> _Entries shown_:
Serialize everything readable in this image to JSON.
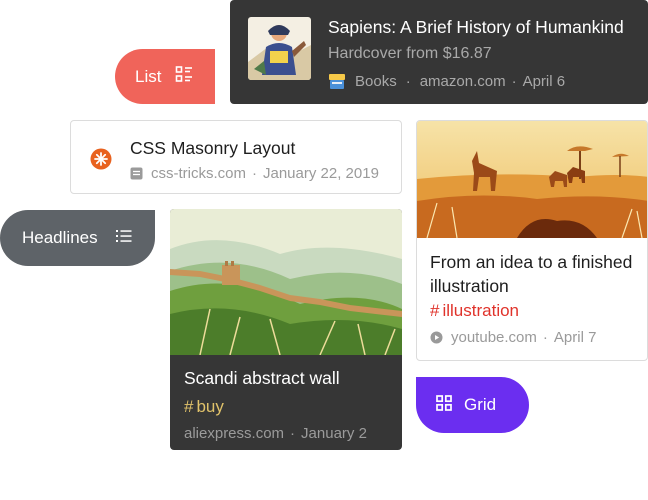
{
  "cards": {
    "sapiens": {
      "title": "Sapiens: A Brief History of Humankind",
      "subtitle": "Hardcover from $16.87",
      "collection": "Books",
      "domain": "amazon.com",
      "date": "April 6"
    },
    "css_masonry": {
      "title": "CSS Masonry Layout",
      "domain": "css-tricks.com",
      "date": "January 22, 2019"
    },
    "scandi": {
      "title": "Scandi abstract wall",
      "tag": "buy",
      "domain": "aliexpress.com",
      "date": "January 2"
    },
    "illustration": {
      "title": "From an idea to a finished illustration",
      "tag": "illustration",
      "domain": "youtube.com",
      "date": "April 7"
    }
  },
  "views": {
    "list": {
      "label": "List",
      "color": "#f0645a"
    },
    "headlines": {
      "label": "Headlines",
      "color": "#5e6368"
    },
    "grid": {
      "label": "Grid",
      "color": "#6b2ef0"
    }
  },
  "symbols": {
    "hash": "#",
    "dot": "·"
  },
  "colors": {
    "dark_card": "#363636",
    "tag_buy": "#e0c26a",
    "tag_illustration": "#e0332b"
  },
  "icons": [
    "book-cover-thumbnail",
    "books-collection-icon",
    "css-tricks-favicon",
    "article-icon",
    "youtube-play-icon",
    "list-view-icon",
    "headlines-view-icon",
    "grid-view-icon"
  ]
}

> _Given instruction_: Working from the material above, transcribe it exactly while omitting pictures.

> _Complete output_:
Serialize everything readable in this image to JSON.
{
  "cards": {
    "sapiens": {
      "title": "Sapiens: A Brief History of Humankind",
      "subtitle": "Hardcover from $16.87",
      "collection": "Books",
      "domain": "amazon.com",
      "date": "April 6"
    },
    "css_masonry": {
      "title": "CSS Masonry Layout",
      "domain": "css-tricks.com",
      "date": "January 22, 2019"
    },
    "scandi": {
      "title": "Scandi abstract wall",
      "tag": "buy",
      "domain": "aliexpress.com",
      "date": "January 2"
    },
    "illustration": {
      "title": "From an idea to a finished illustration",
      "tag": "illustration",
      "domain": "youtube.com",
      "date": "April 7"
    }
  },
  "views": {
    "list": {
      "label": "List",
      "color": "#f0645a"
    },
    "headlines": {
      "label": "Headlines",
      "color": "#5e6368"
    },
    "grid": {
      "label": "Grid",
      "color": "#6b2ef0"
    }
  },
  "symbols": {
    "hash": "#",
    "dot": "·"
  },
  "colors": {
    "dark_card": "#363636",
    "tag_buy": "#e0c26a",
    "tag_illustration": "#e0332b"
  },
  "icons": [
    "book-cover-thumbnail",
    "books-collection-icon",
    "css-tricks-favicon",
    "article-icon",
    "youtube-play-icon",
    "list-view-icon",
    "headlines-view-icon",
    "grid-view-icon"
  ]
}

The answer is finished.